[Information supplied start]
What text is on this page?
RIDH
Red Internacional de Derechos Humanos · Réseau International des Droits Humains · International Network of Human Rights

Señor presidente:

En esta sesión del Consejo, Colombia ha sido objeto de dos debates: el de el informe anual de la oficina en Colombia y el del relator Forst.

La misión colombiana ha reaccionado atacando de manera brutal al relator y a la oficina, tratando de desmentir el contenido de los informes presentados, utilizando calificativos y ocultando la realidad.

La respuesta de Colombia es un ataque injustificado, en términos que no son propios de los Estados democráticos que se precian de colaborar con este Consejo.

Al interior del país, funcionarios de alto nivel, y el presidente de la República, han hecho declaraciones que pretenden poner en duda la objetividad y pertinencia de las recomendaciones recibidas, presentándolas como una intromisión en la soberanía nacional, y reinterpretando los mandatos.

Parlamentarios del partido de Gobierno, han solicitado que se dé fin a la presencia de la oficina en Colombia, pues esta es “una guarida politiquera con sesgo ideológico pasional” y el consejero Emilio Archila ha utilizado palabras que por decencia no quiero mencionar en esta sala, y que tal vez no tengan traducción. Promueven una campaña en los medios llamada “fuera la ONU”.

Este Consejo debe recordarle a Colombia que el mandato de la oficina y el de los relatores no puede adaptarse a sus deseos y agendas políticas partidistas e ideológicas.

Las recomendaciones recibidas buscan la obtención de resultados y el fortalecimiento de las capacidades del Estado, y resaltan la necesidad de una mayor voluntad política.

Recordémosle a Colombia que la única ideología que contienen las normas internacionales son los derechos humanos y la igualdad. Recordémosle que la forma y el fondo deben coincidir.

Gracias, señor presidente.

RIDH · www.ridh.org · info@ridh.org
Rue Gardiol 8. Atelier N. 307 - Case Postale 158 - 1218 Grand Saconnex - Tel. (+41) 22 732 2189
[Information supplied end]
■ **The task**
Give every line of the material again, exactly as it reads.

■ **Result of this exercise**
What text is on this page?
RIDH
Red Internacional de Derechos Humanos · Réseau International des Droits Humains · International Network of Human Rights

Señor presidente:

En esta sesión del Consejo, Colombia ha sido objeto de dos debates: el de el informe anual de la oficina en Colombia y el del relator Forst.

La misión colombiana ha reaccionado atacando de manera brutal al relator y a la oficina, tratando de desmentir el contenido de los informes presentados, utilizando calificativos y ocultando la realidad.

La respuesta de Colombia es un ataque injustificado, en términos que no son propios de los Estados democráticos que se precian de colaborar con este Consejo.

Al interior del país, funcionarios de alto nivel, y el presidente de la República, han hecho declaraciones que pretenden poner en duda la objetividad y pertinencia de las recomendaciones recibidas, presentándolas como una intromisión en la soberanía nacional, y reinterpretando los mandatos.

Parlamentarios del partido de Gobierno, han solicitado que se dé fin a la presencia de la oficina en Colombia, pues esta es “una guarida politiquera con sesgo ideológico pasional” y el consejero Emilio Archila ha utilizado palabras que por decencia no quiero mencionar en esta sala, y que tal vez no tengan traducción. Promueven una campaña en los medios llamada “fuera la ONU”.

Este Consejo debe recordarle a Colombia que el mandato de la oficina y el de los relatores no puede adaptarse a sus deseos y agendas políticas partidistas e ideológicas.

Las recomendaciones recibidas buscan la obtención de resultados y el fortalecimiento de las capacidades del Estado, y resaltan la necesidad de una mayor voluntad política.

Recordémosle a Colombia que la única ideología que contienen las normas internacionales son los derechos humanos y la igualdad. Recordémosle que la forma y el fondo deben coincidir.

Gracias, señor presidente.

RIDH · www.ridh.org · info@ridh.org
Rue Gardiol 8. Atelier N. 307 - Case Postale 158 - 1218 Grand Saconnex - Tel. (+41) 22 732 2189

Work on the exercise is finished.